■ **WRITTEN REQUEST**
From the listing that follows, output everything exactly except the pictures.
:: RAW DATA ::
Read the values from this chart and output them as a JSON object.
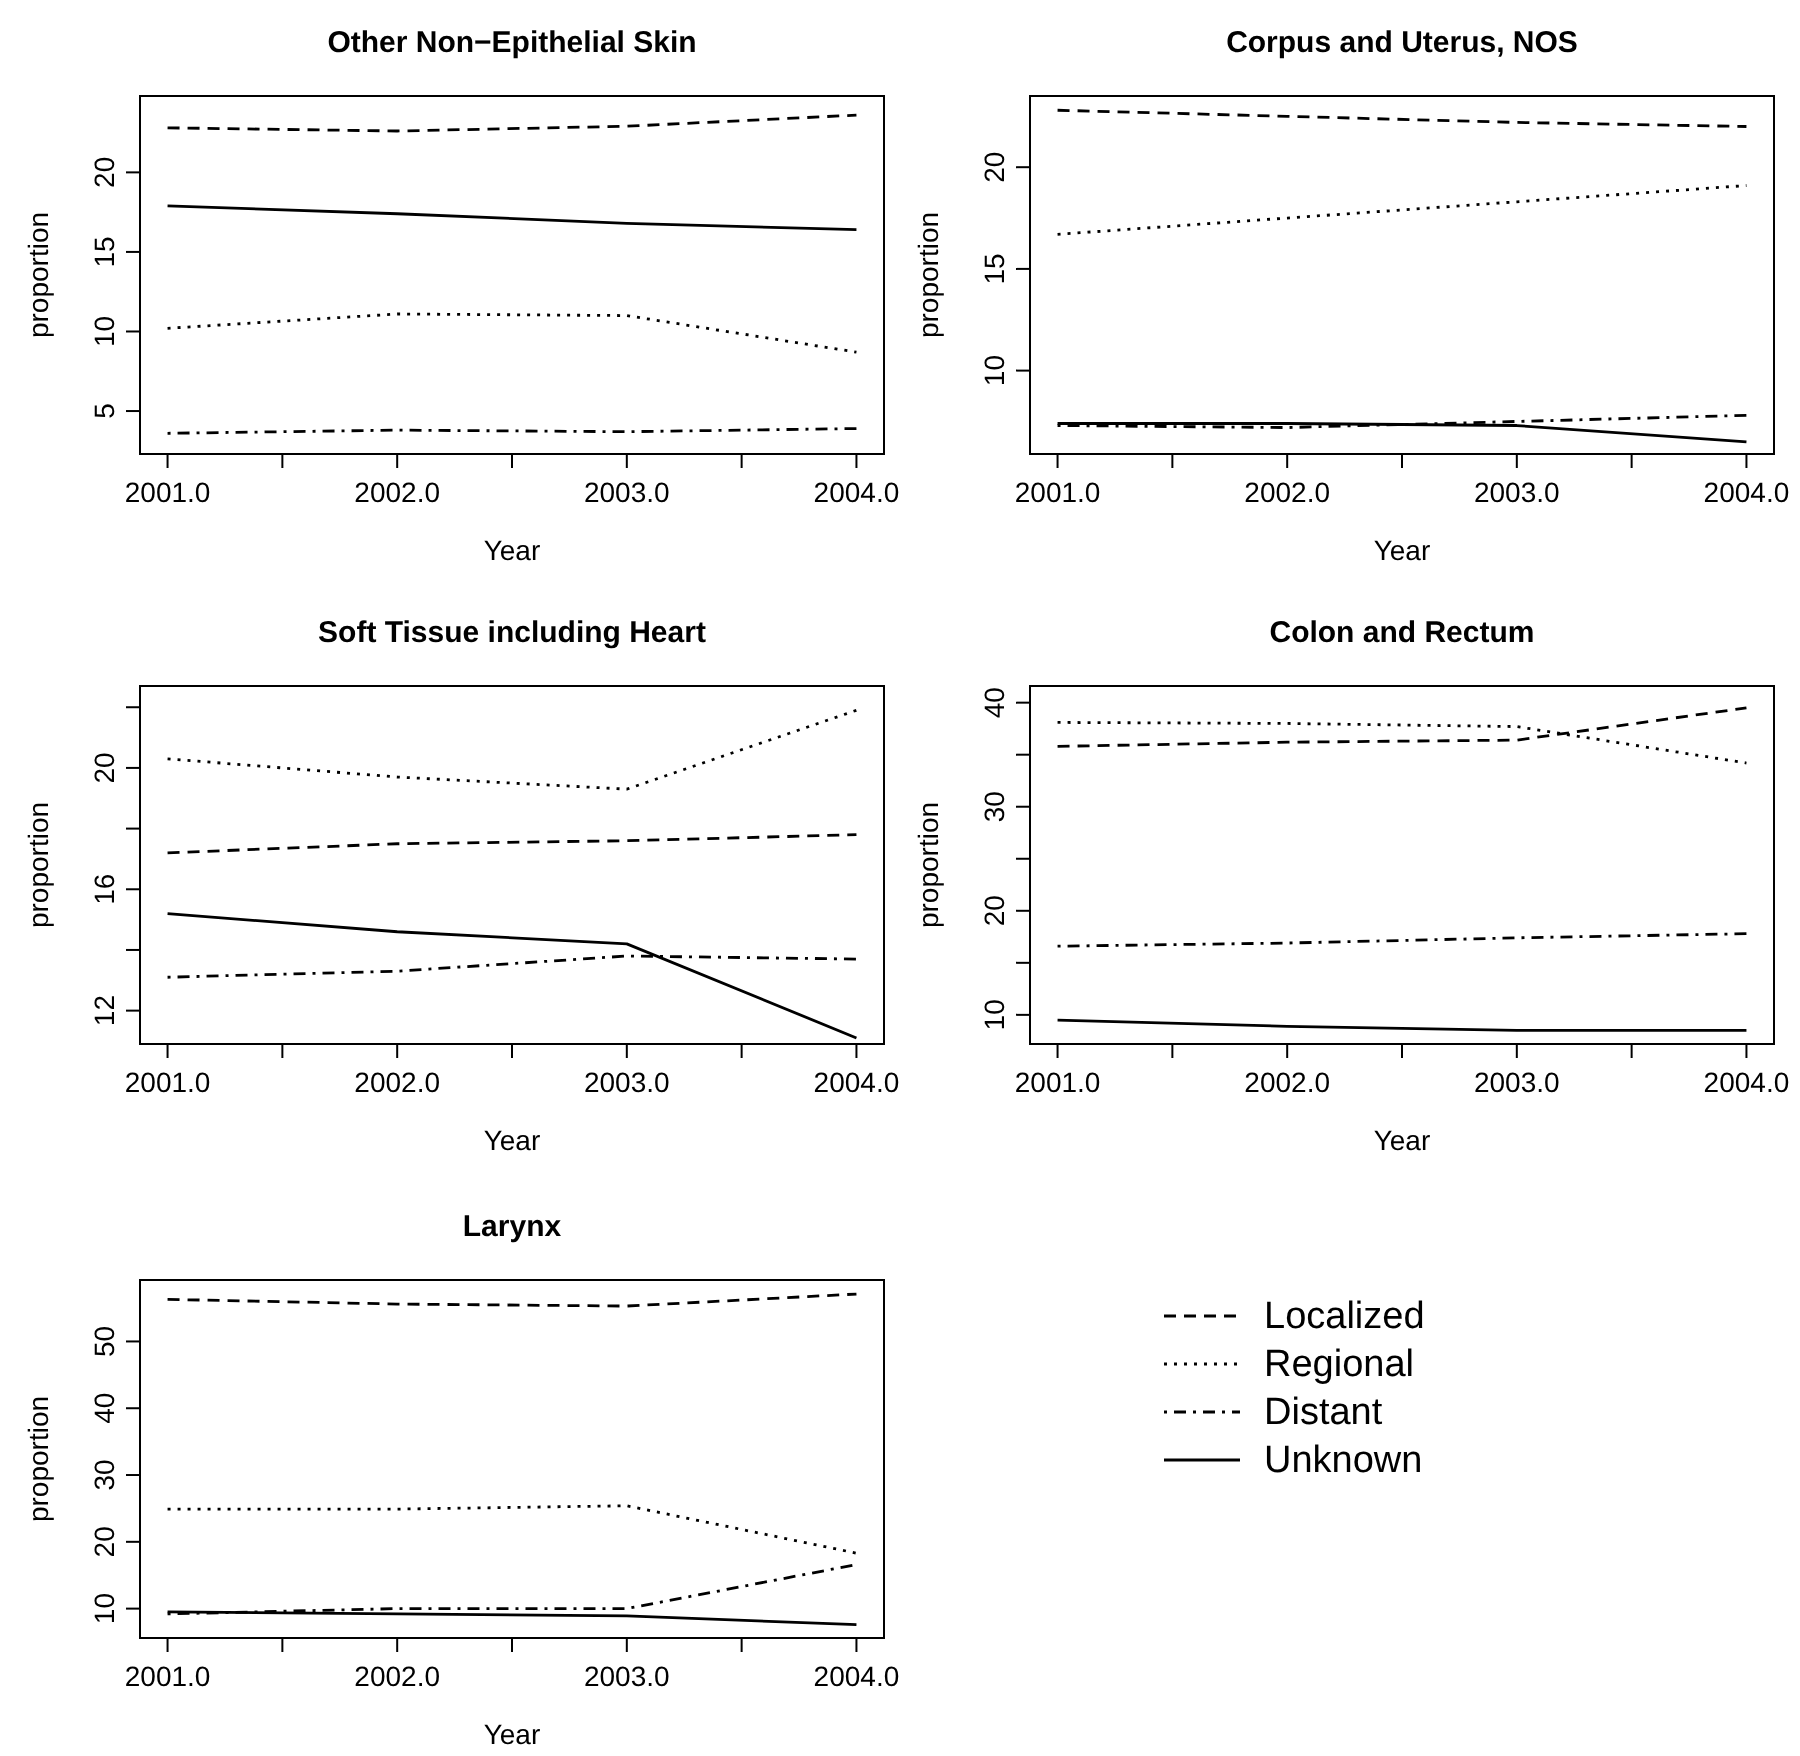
{
  "chart_data": [
    {
      "type": "line",
      "title": "Other Non−Epithelial Skin",
      "xlabel": "Year",
      "ylabel": "proportion",
      "x": [
        2001,
        2002,
        2003,
        2004
      ],
      "xlim": [
        2000.88,
        2004.12
      ],
      "ylim": [
        2.3,
        24.8
      ],
      "xticks": [
        {
          "value": 2001,
          "label": "2001.0"
        },
        {
          "value": 2001.5,
          "label": null
        },
        {
          "value": 2002,
          "label": "2002.0"
        },
        {
          "value": 2002.5,
          "label": null
        },
        {
          "value": 2003,
          "label": "2003.0"
        },
        {
          "value": 2003.5,
          "label": null
        },
        {
          "value": 2004,
          "label": "2004.0"
        }
      ],
      "yticks": [
        5,
        10,
        15,
        20
      ],
      "grid": false,
      "legend": false,
      "marker": "none",
      "series": [
        {
          "color": "#000000",
          "line_style": "dashed",
          "values": [
            22.8,
            22.6,
            22.9,
            23.6
          ]
        },
        {
          "color": "#000000",
          "line_style": "dotted",
          "values": [
            10.2,
            11.1,
            11.0,
            8.7
          ]
        },
        {
          "color": "#000000",
          "line_style": "dashdot",
          "values": [
            3.6,
            3.8,
            3.7,
            3.9
          ]
        },
        {
          "color": "#000000",
          "line_style": "solid",
          "values": [
            17.9,
            17.4,
            16.8,
            16.4
          ]
        }
      ]
    },
    {
      "type": "line",
      "title": "Corpus and Uterus, NOS",
      "xlabel": "Year",
      "ylabel": "proportion",
      "x": [
        2001,
        2002,
        2003,
        2004
      ],
      "xlim": [
        2000.88,
        2004.12
      ],
      "ylim": [
        5.9,
        23.5
      ],
      "xticks": [
        {
          "value": 2001,
          "label": "2001.0"
        },
        {
          "value": 2001.5,
          "label": null
        },
        {
          "value": 2002,
          "label": "2002.0"
        },
        {
          "value": 2002.5,
          "label": null
        },
        {
          "value": 2003,
          "label": "2003.0"
        },
        {
          "value": 2003.5,
          "label": null
        },
        {
          "value": 2004,
          "label": "2004.0"
        }
      ],
      "yticks": [
        10,
        15,
        20
      ],
      "grid": false,
      "legend": false,
      "marker": "none",
      "series": [
        {
          "color": "#000000",
          "line_style": "dashed",
          "values": [
            22.8,
            22.5,
            22.2,
            22.0
          ]
        },
        {
          "color": "#000000",
          "line_style": "dotted",
          "values": [
            16.7,
            17.5,
            18.3,
            19.1
          ]
        },
        {
          "color": "#000000",
          "line_style": "dashdot",
          "values": [
            7.3,
            7.2,
            7.5,
            7.8
          ]
        },
        {
          "color": "#000000",
          "line_style": "solid",
          "values": [
            7.4,
            7.4,
            7.3,
            6.5
          ]
        }
      ]
    },
    {
      "type": "line",
      "title": "Soft Tissue including Heart",
      "xlabel": "Year",
      "ylabel": "proportion",
      "x": [
        2001,
        2002,
        2003,
        2004
      ],
      "xlim": [
        2000.88,
        2004.12
      ],
      "ylim": [
        10.9,
        22.7
      ],
      "xticks": [
        {
          "value": 2001,
          "label": "2001.0"
        },
        {
          "value": 2001.5,
          "label": null
        },
        {
          "value": 2002,
          "label": "2002.0"
        },
        {
          "value": 2002.5,
          "label": null
        },
        {
          "value": 2003,
          "label": "2003.0"
        },
        {
          "value": 2003.5,
          "label": null
        },
        {
          "value": 2004,
          "label": "2004.0"
        }
      ],
      "yticks": [
        12,
        {
          "value": 14,
          "label": null
        },
        16,
        {
          "value": 18,
          "label": null
        },
        20,
        {
          "value": 22,
          "label": null
        }
      ],
      "grid": false,
      "legend": false,
      "marker": "none",
      "series": [
        {
          "color": "#000000",
          "line_style": "dashed",
          "values": [
            17.2,
            17.5,
            17.6,
            17.8
          ]
        },
        {
          "color": "#000000",
          "line_style": "dotted",
          "values": [
            20.3,
            19.7,
            19.3,
            21.9
          ]
        },
        {
          "color": "#000000",
          "line_style": "dashdot",
          "values": [
            13.1,
            13.3,
            13.8,
            13.7
          ]
        },
        {
          "color": "#000000",
          "line_style": "solid",
          "values": [
            15.2,
            14.6,
            14.2,
            11.1
          ]
        }
      ]
    },
    {
      "type": "line",
      "title": "Colon and Rectum",
      "xlabel": "Year",
      "ylabel": "proportion",
      "x": [
        2001,
        2002,
        2003,
        2004
      ],
      "xlim": [
        2000.88,
        2004.12
      ],
      "ylim": [
        7.2,
        41.6
      ],
      "xticks": [
        {
          "value": 2001,
          "label": "2001.0"
        },
        {
          "value": 2001.5,
          "label": null
        },
        {
          "value": 2002,
          "label": "2002.0"
        },
        {
          "value": 2002.5,
          "label": null
        },
        {
          "value": 2003,
          "label": "2003.0"
        },
        {
          "value": 2003.5,
          "label": null
        },
        {
          "value": 2004,
          "label": "2004.0"
        }
      ],
      "yticks": [
        10,
        {
          "value": 15,
          "label": null
        },
        20,
        {
          "value": 25,
          "label": null
        },
        30,
        {
          "value": 35,
          "label": null
        },
        40
      ],
      "grid": false,
      "legend": false,
      "marker": "none",
      "series": [
        {
          "color": "#000000",
          "line_style": "dashed",
          "values": [
            35.8,
            36.2,
            36.4,
            39.5
          ]
        },
        {
          "color": "#000000",
          "line_style": "dotted",
          "values": [
            38.1,
            38.0,
            37.7,
            34.2
          ]
        },
        {
          "color": "#000000",
          "line_style": "dashdot",
          "values": [
            16.6,
            16.9,
            17.4,
            17.8
          ]
        },
        {
          "color": "#000000",
          "line_style": "solid",
          "values": [
            9.5,
            8.9,
            8.5,
            8.5
          ]
        }
      ]
    },
    {
      "type": "line",
      "title": "Larynx",
      "xlabel": "Year",
      "ylabel": "proportion",
      "x": [
        2001,
        2002,
        2003,
        2004
      ],
      "xlim": [
        2000.88,
        2004.12
      ],
      "ylim": [
        5.6,
        59.2
      ],
      "xticks": [
        {
          "value": 2001,
          "label": "2001.0"
        },
        {
          "value": 2001.5,
          "label": null
        },
        {
          "value": 2002,
          "label": "2002.0"
        },
        {
          "value": 2002.5,
          "label": null
        },
        {
          "value": 2003,
          "label": "2003.0"
        },
        {
          "value": 2003.5,
          "label": null
        },
        {
          "value": 2004,
          "label": "2004.0"
        }
      ],
      "yticks": [
        10,
        20,
        30,
        40,
        50
      ],
      "grid": false,
      "legend": "right",
      "marker": "none",
      "series": [
        {
          "name": "Localized",
          "color": "#000000",
          "line_style": "dashed",
          "values": [
            56.3,
            55.6,
            55.3,
            57.1
          ]
        },
        {
          "name": "Regional",
          "color": "#000000",
          "line_style": "dotted",
          "values": [
            24.9,
            24.9,
            25.4,
            18.3
          ]
        },
        {
          "name": "Distant",
          "color": "#000000",
          "line_style": "dashdot",
          "values": [
            9.2,
            10.0,
            10.0,
            16.6
          ]
        },
        {
          "name": "Unknown",
          "color": "#000000",
          "line_style": "solid",
          "values": [
            9.5,
            9.2,
            8.9,
            7.6
          ]
        }
      ]
    }
  ]
}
:::
■ **ANSWER FOR THE TASK**
Read the values from this chart and output them as a JSON object.
{
  "chart_data": [
    {
      "type": "line",
      "title": "Other Non−Epithelial Skin",
      "xlabel": "Year",
      "ylabel": "proportion",
      "x": [
        2001,
        2002,
        2003,
        2004
      ],
      "xlim": [
        2000.88,
        2004.12
      ],
      "ylim": [
        2.3,
        24.8
      ],
      "xticks": [
        {
          "value": 2001,
          "label": "2001.0"
        },
        {
          "value": 2001.5,
          "label": null
        },
        {
          "value": 2002,
          "label": "2002.0"
        },
        {
          "value": 2002.5,
          "label": null
        },
        {
          "value": 2003,
          "label": "2003.0"
        },
        {
          "value": 2003.5,
          "label": null
        },
        {
          "value": 2004,
          "label": "2004.0"
        }
      ],
      "yticks": [
        5,
        10,
        15,
        20
      ],
      "grid": false,
      "legend": false,
      "marker": "none",
      "series": [
        {
          "color": "#000000",
          "line_style": "dashed",
          "values": [
            22.8,
            22.6,
            22.9,
            23.6
          ]
        },
        {
          "color": "#000000",
          "line_style": "dotted",
          "values": [
            10.2,
            11.1,
            11.0,
            8.7
          ]
        },
        {
          "color": "#000000",
          "line_style": "dashdot",
          "values": [
            3.6,
            3.8,
            3.7,
            3.9
          ]
        },
        {
          "color": "#000000",
          "line_style": "solid",
          "values": [
            17.9,
            17.4,
            16.8,
            16.4
          ]
        }
      ]
    },
    {
      "type": "line",
      "title": "Corpus and Uterus, NOS",
      "xlabel": "Year",
      "ylabel": "proportion",
      "x": [
        2001,
        2002,
        2003,
        2004
      ],
      "xlim": [
        2000.88,
        2004.12
      ],
      "ylim": [
        5.9,
        23.5
      ],
      "xticks": [
        {
          "value": 2001,
          "label": "2001.0"
        },
        {
          "value": 2001.5,
          "label": null
        },
        {
          "value": 2002,
          "label": "2002.0"
        },
        {
          "value": 2002.5,
          "label": null
        },
        {
          "value": 2003,
          "label": "2003.0"
        },
        {
          "value": 2003.5,
          "label": null
        },
        {
          "value": 2004,
          "label": "2004.0"
        }
      ],
      "yticks": [
        10,
        15,
        20
      ],
      "grid": false,
      "legend": false,
      "marker": "none",
      "series": [
        {
          "color": "#000000",
          "line_style": "dashed",
          "values": [
            22.8,
            22.5,
            22.2,
            22.0
          ]
        },
        {
          "color": "#000000",
          "line_style": "dotted",
          "values": [
            16.7,
            17.5,
            18.3,
            19.1
          ]
        },
        {
          "color": "#000000",
          "line_style": "dashdot",
          "values": [
            7.3,
            7.2,
            7.5,
            7.8
          ]
        },
        {
          "color": "#000000",
          "line_style": "solid",
          "values": [
            7.4,
            7.4,
            7.3,
            6.5
          ]
        }
      ]
    },
    {
      "type": "line",
      "title": "Soft Tissue including Heart",
      "xlabel": "Year",
      "ylabel": "proportion",
      "x": [
        2001,
        2002,
        2003,
        2004
      ],
      "xlim": [
        2000.88,
        2004.12
      ],
      "ylim": [
        10.9,
        22.7
      ],
      "xticks": [
        {
          "value": 2001,
          "label": "2001.0"
        },
        {
          "value": 2001.5,
          "label": null
        },
        {
          "value": 2002,
          "label": "2002.0"
        },
        {
          "value": 2002.5,
          "label": null
        },
        {
          "value": 2003,
          "label": "2003.0"
        },
        {
          "value": 2003.5,
          "label": null
        },
        {
          "value": 2004,
          "label": "2004.0"
        }
      ],
      "yticks": [
        12,
        {
          "value": 14,
          "label": null
        },
        16,
        {
          "value": 18,
          "label": null
        },
        20,
        {
          "value": 22,
          "label": null
        }
      ],
      "grid": false,
      "legend": false,
      "marker": "none",
      "series": [
        {
          "color": "#000000",
          "line_style": "dashed",
          "values": [
            17.2,
            17.5,
            17.6,
            17.8
          ]
        },
        {
          "color": "#000000",
          "line_style": "dotted",
          "values": [
            20.3,
            19.7,
            19.3,
            21.9
          ]
        },
        {
          "color": "#000000",
          "line_style": "dashdot",
          "values": [
            13.1,
            13.3,
            13.8,
            13.7
          ]
        },
        {
          "color": "#000000",
          "line_style": "solid",
          "values": [
            15.2,
            14.6,
            14.2,
            11.1
          ]
        }
      ]
    },
    {
      "type": "line",
      "title": "Colon and Rectum",
      "xlabel": "Year",
      "ylabel": "proportion",
      "x": [
        2001,
        2002,
        2003,
        2004
      ],
      "xlim": [
        2000.88,
        2004.12
      ],
      "ylim": [
        7.2,
        41.6
      ],
      "xticks": [
        {
          "value": 2001,
          "label": "2001.0"
        },
        {
          "value": 2001.5,
          "label": null
        },
        {
          "value": 2002,
          "label": "2002.0"
        },
        {
          "value": 2002.5,
          "label": null
        },
        {
          "value": 2003,
          "label": "2003.0"
        },
        {
          "value": 2003.5,
          "label": null
        },
        {
          "value": 2004,
          "label": "2004.0"
        }
      ],
      "yticks": [
        10,
        {
          "value": 15,
          "label": null
        },
        20,
        {
          "value": 25,
          "label": null
        },
        30,
        {
          "value": 35,
          "label": null
        },
        40
      ],
      "grid": false,
      "legend": false,
      "marker": "none",
      "series": [
        {
          "color": "#000000",
          "line_style": "dashed",
          "values": [
            35.8,
            36.2,
            36.4,
            39.5
          ]
        },
        {
          "color": "#000000",
          "line_style": "dotted",
          "values": [
            38.1,
            38.0,
            37.7,
            34.2
          ]
        },
        {
          "color": "#000000",
          "line_style": "dashdot",
          "values": [
            16.6,
            16.9,
            17.4,
            17.8
          ]
        },
        {
          "color": "#000000",
          "line_style": "solid",
          "values": [
            9.5,
            8.9,
            8.5,
            8.5
          ]
        }
      ]
    },
    {
      "type": "line",
      "title": "Larynx",
      "xlabel": "Year",
      "ylabel": "proportion",
      "x": [
        2001,
        2002,
        2003,
        2004
      ],
      "xlim": [
        2000.88,
        2004.12
      ],
      "ylim": [
        5.6,
        59.2
      ],
      "xticks": [
        {
          "value": 2001,
          "label": "2001.0"
        },
        {
          "value": 2001.5,
          "label": null
        },
        {
          "value": 2002,
          "label": "2002.0"
        },
        {
          "value": 2002.5,
          "label": null
        },
        {
          "value": 2003,
          "label": "2003.0"
        },
        {
          "value": 2003.5,
          "label": null
        },
        {
          "value": 2004,
          "label": "2004.0"
        }
      ],
      "yticks": [
        10,
        20,
        30,
        40,
        50
      ],
      "grid": false,
      "legend": "right",
      "marker": "none",
      "series": [
        {
          "name": "Localized",
          "color": "#000000",
          "line_style": "dashed",
          "values": [
            56.3,
            55.6,
            55.3,
            57.1
          ]
        },
        {
          "name": "Regional",
          "color": "#000000",
          "line_style": "dotted",
          "values": [
            24.9,
            24.9,
            25.4,
            18.3
          ]
        },
        {
          "name": "Distant",
          "color": "#000000",
          "line_style": "dashdot",
          "values": [
            9.2,
            10.0,
            10.0,
            16.6
          ]
        },
        {
          "name": "Unknown",
          "color": "#000000",
          "line_style": "solid",
          "values": [
            9.5,
            9.2,
            8.9,
            7.6
          ]
        }
      ]
    }
  ]
}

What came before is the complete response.